= Task details =
In the comment thread, what two factors does SubiculumCode name as the dominant impact on reported prevalence rates?

Document excerpt section start

7 comments

  • SubiculumCode 47 minutes ago
    The uncomfortable, not even close to proven hypothesis, is that increased exposures to such hormone-disrupting chemicals are associated with an increased incidence of sex- and gender-diverse identities. That might be a good thing...I think sex- and gender-diverse people are wonderful and interesting...but the uncomfortable thought though is what that might imply in terms of the consequences of environmental policies. This topic is so fraught, I think there is a reluctance to engage except for those with an agenda, one side or another.
    • spcebar 4 minutes ago
      I don't really see the connection. The article is talking about the effects of these chemicals on infants breastfeeding and the effects on newborns.

      While these are endocrine disrupting chemicals, people aren't transgender because their hormones are imbalanced. The reason transgender people do hormone replacement therapies is so that they can change their hormonal balance. If these chemicals were making people trans, baseline blood tests, which you need to take when you start HRT, would tell different stories than they tell. N1, mine were normal, and this aligns with what others I know have experienced.

      My guess is that there is an appearance of a greater number of gender diverse people today because culturally we've reached a point where we don't feel like we need to die with the secret of being transgender, rather than because there were proportionally that many fewer transgender people before.

    • junior44660 31 minutes ago
      Honest question: wonder why this "gender diverse identities" thing is not as prevalent in low income countries, who may be as much impacted by same plastics and chemicals, or maybe more (because of widespread pollution and neglect).
      • SubiculumCode 29 minutes ago
        1st, as I said, this is an unproven hypothesis. 2nd, the dominant impact on reported prevalence rates are 1) social acceptance of those identities, and 2) the relative risk in revealing those identities.

        If being stoned to death is the risk faced for being gay, people won't tend to admit to being gay to a researcher.

        • junior44660 20 minutes ago
          > social acceptance of those identities

          Why would it not work the other way too? Maybe the Western society is hell bent on putting people into boxes, whereas people in third world countries are willing to look the other way for minor deviations [sic] as long as they're useful to their family / village / society?

Document excerpt section end
Raw data section start

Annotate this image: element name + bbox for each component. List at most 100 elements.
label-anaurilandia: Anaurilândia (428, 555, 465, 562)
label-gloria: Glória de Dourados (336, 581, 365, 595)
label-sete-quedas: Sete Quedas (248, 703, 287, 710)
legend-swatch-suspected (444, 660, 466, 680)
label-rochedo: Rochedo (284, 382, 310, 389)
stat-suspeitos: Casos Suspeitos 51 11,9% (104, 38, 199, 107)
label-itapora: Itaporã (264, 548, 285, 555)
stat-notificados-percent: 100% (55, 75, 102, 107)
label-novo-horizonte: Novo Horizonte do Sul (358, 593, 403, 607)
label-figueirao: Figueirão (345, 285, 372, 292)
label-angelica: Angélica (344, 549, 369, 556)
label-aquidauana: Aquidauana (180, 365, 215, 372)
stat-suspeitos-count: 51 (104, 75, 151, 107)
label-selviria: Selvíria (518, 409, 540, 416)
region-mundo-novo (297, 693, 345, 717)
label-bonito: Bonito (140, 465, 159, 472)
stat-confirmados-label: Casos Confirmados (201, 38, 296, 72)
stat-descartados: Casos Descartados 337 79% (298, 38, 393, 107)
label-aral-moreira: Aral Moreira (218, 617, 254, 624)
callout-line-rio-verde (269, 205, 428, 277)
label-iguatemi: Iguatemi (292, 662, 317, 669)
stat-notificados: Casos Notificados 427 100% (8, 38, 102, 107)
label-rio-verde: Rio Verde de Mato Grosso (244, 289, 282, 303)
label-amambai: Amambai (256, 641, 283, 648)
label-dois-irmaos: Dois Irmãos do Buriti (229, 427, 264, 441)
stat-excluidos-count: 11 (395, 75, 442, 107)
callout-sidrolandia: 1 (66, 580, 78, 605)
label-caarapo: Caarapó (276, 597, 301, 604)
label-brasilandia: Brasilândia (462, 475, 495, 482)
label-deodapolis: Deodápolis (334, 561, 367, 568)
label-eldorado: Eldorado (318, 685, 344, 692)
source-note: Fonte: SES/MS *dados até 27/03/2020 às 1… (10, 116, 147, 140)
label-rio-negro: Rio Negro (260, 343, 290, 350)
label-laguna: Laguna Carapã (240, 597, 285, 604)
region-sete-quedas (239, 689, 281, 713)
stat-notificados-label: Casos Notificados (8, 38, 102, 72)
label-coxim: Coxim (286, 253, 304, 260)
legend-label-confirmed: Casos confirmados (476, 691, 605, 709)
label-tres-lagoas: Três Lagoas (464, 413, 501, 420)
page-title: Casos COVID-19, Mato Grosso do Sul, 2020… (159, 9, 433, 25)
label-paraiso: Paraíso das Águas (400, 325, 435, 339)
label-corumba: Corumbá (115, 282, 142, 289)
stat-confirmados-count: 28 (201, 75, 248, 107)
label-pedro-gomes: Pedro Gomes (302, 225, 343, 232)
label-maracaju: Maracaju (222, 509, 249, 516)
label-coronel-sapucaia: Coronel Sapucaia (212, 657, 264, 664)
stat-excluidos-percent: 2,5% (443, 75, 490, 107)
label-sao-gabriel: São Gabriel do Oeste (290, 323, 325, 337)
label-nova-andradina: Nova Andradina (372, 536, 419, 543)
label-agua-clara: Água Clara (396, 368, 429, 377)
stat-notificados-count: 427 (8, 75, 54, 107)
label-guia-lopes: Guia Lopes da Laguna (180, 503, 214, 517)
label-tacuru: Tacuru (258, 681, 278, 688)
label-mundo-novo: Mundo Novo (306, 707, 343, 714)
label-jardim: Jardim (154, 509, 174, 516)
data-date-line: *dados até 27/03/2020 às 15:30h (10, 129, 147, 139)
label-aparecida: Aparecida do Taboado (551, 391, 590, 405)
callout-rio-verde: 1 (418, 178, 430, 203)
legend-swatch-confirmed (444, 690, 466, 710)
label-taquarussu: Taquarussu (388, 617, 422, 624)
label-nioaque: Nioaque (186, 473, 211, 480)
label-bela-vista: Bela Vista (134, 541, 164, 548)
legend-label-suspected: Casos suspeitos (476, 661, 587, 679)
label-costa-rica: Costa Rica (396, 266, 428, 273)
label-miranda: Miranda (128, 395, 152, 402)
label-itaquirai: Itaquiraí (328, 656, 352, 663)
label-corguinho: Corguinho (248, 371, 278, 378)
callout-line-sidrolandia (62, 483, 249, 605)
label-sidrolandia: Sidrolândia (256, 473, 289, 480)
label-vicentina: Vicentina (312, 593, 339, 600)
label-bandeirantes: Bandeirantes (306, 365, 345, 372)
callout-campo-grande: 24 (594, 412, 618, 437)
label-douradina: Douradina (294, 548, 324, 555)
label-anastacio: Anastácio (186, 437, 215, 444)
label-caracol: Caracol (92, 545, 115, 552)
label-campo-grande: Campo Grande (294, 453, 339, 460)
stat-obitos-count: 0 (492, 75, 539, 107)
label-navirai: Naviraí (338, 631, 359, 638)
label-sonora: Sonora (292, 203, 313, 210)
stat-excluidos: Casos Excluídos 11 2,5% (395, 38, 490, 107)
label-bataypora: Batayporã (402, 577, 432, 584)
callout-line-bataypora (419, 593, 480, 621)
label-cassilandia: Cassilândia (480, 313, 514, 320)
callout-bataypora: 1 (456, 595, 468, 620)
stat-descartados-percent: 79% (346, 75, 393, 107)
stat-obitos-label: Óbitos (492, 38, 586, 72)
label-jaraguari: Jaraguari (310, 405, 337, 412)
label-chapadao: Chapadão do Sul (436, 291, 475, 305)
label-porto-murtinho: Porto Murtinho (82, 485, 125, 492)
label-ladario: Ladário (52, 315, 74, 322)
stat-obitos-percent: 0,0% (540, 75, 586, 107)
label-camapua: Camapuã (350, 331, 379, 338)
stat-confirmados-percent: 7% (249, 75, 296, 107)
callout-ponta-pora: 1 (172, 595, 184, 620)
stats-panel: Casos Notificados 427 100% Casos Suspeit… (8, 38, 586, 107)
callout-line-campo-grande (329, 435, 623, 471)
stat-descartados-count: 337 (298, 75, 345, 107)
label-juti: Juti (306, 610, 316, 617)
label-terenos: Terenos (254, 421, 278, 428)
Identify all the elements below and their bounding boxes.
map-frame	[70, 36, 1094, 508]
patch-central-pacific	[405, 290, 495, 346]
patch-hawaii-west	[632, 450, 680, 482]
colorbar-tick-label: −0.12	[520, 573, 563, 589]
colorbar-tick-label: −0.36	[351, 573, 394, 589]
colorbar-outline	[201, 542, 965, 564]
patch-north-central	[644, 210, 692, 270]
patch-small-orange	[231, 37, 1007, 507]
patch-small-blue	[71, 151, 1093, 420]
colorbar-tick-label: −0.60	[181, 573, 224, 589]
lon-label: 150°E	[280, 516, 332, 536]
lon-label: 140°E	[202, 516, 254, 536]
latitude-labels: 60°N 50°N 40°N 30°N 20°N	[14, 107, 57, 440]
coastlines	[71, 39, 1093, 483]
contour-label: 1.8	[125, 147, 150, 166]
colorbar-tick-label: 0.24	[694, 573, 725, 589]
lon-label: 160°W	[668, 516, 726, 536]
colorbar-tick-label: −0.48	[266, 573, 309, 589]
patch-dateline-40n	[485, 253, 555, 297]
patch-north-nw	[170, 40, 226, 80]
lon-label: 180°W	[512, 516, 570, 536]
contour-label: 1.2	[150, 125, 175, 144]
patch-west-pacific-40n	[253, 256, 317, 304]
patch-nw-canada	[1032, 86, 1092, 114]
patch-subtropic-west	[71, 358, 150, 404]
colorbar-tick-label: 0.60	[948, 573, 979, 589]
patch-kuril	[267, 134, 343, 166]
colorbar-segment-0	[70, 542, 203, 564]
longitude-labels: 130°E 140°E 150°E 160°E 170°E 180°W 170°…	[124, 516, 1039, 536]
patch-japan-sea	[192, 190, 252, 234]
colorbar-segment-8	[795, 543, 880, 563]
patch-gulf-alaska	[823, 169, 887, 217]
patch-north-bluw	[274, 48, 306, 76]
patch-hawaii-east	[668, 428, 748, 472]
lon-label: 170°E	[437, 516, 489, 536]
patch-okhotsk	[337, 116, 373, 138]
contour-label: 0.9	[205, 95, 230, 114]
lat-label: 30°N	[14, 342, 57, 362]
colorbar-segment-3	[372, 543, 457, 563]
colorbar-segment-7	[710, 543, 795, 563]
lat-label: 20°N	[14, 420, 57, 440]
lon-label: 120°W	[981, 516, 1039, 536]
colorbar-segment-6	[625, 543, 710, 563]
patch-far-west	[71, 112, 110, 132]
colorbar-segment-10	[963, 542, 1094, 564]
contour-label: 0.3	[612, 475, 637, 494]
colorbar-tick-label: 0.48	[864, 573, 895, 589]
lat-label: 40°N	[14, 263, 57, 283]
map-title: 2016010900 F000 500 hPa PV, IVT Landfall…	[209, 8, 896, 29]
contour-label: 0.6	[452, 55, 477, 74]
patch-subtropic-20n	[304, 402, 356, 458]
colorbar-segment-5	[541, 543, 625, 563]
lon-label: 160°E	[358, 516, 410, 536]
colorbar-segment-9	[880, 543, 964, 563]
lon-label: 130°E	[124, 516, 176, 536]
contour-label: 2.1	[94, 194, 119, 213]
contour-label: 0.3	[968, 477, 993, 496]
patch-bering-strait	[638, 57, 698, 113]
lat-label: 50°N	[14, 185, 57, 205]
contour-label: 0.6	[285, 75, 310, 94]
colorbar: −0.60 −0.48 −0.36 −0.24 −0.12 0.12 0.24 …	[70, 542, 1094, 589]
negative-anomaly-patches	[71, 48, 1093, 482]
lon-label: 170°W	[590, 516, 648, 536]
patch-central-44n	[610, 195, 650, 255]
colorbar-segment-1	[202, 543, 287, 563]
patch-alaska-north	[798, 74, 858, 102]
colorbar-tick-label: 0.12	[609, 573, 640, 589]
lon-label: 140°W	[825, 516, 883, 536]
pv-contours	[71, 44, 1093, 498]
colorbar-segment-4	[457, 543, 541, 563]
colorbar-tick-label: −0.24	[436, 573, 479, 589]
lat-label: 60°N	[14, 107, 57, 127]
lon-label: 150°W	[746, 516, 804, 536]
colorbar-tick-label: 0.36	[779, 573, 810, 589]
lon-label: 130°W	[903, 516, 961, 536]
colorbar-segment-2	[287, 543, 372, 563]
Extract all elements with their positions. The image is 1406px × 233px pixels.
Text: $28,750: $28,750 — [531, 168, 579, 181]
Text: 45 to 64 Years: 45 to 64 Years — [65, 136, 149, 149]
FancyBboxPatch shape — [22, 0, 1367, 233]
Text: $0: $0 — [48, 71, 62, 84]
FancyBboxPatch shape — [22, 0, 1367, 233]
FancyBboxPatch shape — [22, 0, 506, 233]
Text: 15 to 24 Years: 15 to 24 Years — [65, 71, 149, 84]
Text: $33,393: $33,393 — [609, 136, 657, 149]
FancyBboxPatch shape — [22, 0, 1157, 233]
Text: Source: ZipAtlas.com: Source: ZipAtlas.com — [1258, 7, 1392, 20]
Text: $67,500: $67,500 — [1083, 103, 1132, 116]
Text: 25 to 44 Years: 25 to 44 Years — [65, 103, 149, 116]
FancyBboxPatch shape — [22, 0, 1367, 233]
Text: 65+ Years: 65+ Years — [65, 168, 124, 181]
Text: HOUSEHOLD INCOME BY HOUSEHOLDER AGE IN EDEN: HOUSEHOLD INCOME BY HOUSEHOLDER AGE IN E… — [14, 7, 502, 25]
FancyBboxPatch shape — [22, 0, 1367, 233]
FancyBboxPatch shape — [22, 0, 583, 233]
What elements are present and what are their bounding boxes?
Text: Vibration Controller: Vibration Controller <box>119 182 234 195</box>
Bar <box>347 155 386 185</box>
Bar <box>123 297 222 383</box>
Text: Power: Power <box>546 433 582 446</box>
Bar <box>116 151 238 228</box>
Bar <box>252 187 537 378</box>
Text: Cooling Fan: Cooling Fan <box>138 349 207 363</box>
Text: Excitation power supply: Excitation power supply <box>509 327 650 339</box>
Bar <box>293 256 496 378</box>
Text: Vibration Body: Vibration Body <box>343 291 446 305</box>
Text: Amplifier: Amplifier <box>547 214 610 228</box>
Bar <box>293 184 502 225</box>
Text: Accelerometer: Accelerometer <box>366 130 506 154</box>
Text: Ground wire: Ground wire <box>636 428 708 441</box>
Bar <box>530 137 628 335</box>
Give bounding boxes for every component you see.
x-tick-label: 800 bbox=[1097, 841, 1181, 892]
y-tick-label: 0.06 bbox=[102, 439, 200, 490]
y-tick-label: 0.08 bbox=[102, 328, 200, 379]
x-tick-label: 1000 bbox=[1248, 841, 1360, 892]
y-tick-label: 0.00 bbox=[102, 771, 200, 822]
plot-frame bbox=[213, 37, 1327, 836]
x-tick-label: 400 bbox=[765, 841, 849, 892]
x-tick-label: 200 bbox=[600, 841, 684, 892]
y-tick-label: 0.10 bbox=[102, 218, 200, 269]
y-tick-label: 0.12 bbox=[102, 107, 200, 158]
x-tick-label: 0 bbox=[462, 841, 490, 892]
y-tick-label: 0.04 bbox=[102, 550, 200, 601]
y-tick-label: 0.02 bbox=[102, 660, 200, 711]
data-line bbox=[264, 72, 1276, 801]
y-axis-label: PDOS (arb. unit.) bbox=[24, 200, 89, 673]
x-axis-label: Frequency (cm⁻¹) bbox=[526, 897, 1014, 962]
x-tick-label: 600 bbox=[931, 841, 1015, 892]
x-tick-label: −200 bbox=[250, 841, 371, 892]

Raw data section end

= Result for this task =
Social acceptance of those identities and the relative risk in revealing them.